[Begin Dataset records]
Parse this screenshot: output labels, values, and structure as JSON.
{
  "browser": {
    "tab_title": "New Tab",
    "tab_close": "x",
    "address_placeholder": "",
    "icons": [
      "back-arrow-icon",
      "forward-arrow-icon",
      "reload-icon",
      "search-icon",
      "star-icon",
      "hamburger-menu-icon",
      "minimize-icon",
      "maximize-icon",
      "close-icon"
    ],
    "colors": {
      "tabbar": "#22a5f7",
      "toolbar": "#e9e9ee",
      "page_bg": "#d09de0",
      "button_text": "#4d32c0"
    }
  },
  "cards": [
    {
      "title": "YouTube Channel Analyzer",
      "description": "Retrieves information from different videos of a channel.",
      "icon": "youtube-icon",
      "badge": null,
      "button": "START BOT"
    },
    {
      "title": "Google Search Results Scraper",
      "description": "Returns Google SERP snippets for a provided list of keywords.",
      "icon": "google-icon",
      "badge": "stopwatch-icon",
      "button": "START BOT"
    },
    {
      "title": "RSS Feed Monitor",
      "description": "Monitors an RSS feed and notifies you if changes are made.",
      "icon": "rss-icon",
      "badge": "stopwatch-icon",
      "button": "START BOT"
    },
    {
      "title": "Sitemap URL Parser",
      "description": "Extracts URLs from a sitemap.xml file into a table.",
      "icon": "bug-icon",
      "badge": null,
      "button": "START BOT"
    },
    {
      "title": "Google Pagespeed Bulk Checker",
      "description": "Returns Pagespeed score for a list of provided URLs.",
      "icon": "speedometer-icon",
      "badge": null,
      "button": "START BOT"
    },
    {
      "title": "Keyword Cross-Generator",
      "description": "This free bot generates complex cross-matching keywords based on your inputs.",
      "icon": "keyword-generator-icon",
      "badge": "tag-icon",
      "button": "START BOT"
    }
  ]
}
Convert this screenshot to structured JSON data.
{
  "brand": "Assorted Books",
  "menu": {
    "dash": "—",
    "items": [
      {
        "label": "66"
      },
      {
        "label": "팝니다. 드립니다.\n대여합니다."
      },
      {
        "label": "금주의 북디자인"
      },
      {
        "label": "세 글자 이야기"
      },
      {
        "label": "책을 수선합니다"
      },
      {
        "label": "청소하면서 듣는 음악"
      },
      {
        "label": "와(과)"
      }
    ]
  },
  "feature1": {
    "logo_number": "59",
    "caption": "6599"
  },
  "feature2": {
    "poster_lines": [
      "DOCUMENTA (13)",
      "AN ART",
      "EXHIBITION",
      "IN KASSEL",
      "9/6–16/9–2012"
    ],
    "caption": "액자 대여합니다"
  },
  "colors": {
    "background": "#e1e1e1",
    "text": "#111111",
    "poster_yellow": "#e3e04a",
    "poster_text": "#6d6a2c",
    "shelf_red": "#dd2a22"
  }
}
[End Dataset records]
What you should do: Return all of the data word for word.

Result:
Parse this screenshot: output labels, values, and structure as JSON.
{
  "browser": {
    "tab_title": "New Tab",
    "tab_close": "x",
    "address_placeholder": "",
    "icons": [
      "back-arrow-icon",
      "forward-arrow-icon",
      "reload-icon",
      "search-icon",
      "star-icon",
      "hamburger-menu-icon",
      "minimize-icon",
      "maximize-icon",
      "close-icon"
    ],
    "colors": {
      "tabbar": "#22a5f7",
      "toolbar": "#e9e9ee",
      "page_bg": "#d09de0",
      "button_text": "#4d32c0"
    }
  },
  "cards": [
    {
      "title": "YouTube Channel Analyzer",
      "description": "Retrieves information from different videos of a channel.",
      "icon": "youtube-icon",
      "badge": null,
      "button": "START BOT"
    },
    {
      "title": "Google Search Results Scraper",
      "description": "Returns Google SERP snippets for a provided list of keywords.",
      "icon": "google-icon",
      "badge": "stopwatch-icon",
      "button": "START BOT"
    },
    {
      "title": "RSS Feed Monitor",
      "description": "Monitors an RSS feed and notifies you if changes are made.",
      "icon": "rss-icon",
      "badge": "stopwatch-icon",
      "button": "START BOT"
    },
    {
      "title": "Sitemap URL Parser",
      "description": "Extracts URLs from a sitemap.xml file into a table.",
      "icon": "bug-icon",
      "badge": null,
      "button": "START BOT"
    },
    {
      "title": "Google Pagespeed Bulk Checker",
      "description": "Returns Pagespeed score for a list of provided URLs.",
      "icon": "speedometer-icon",
      "badge": null,
      "button": "START BOT"
    },
    {
      "title": "Keyword Cross-Generator",
      "description": "This free bot generates complex cross-matching keywords based on your inputs.",
      "icon": "keyword-generator-icon",
      "badge": "tag-icon",
      "button": "START BOT"
    }
  ]
}
Convert this screenshot to structured JSON data.
{
  "brand": "Assorted Books",
  "menu": {
    "dash": "—",
    "items": [
      {
        "label": "66"
      },
      {
        "label": "팝니다. 드립니다.\n대여합니다."
      },
      {
        "label": "금주의 북디자인"
      },
      {
        "label": "세 글자 이야기"
      },
      {
        "label": "책을 수선합니다"
      },
      {
        "label": "청소하면서 듣는 음악"
      },
      {
        "label": "와(과)"
      }
    ]
  },
  "feature1": {
    "logo_number": "59",
    "caption": "6599"
  },
  "feature2": {
    "poster_lines": [
      "DOCUMENTA (13)",
      "AN ART",
      "EXHIBITION",
      "IN KASSEL",
      "9/6–16/9–2012"
    ],
    "caption": "액자 대여합니다"
  },
  "colors": {
    "background": "#e1e1e1",
    "text": "#111111",
    "poster_yellow": "#e3e04a",
    "poster_text": "#6d6a2c",
    "shelf_red": "#dd2a22"
  }
}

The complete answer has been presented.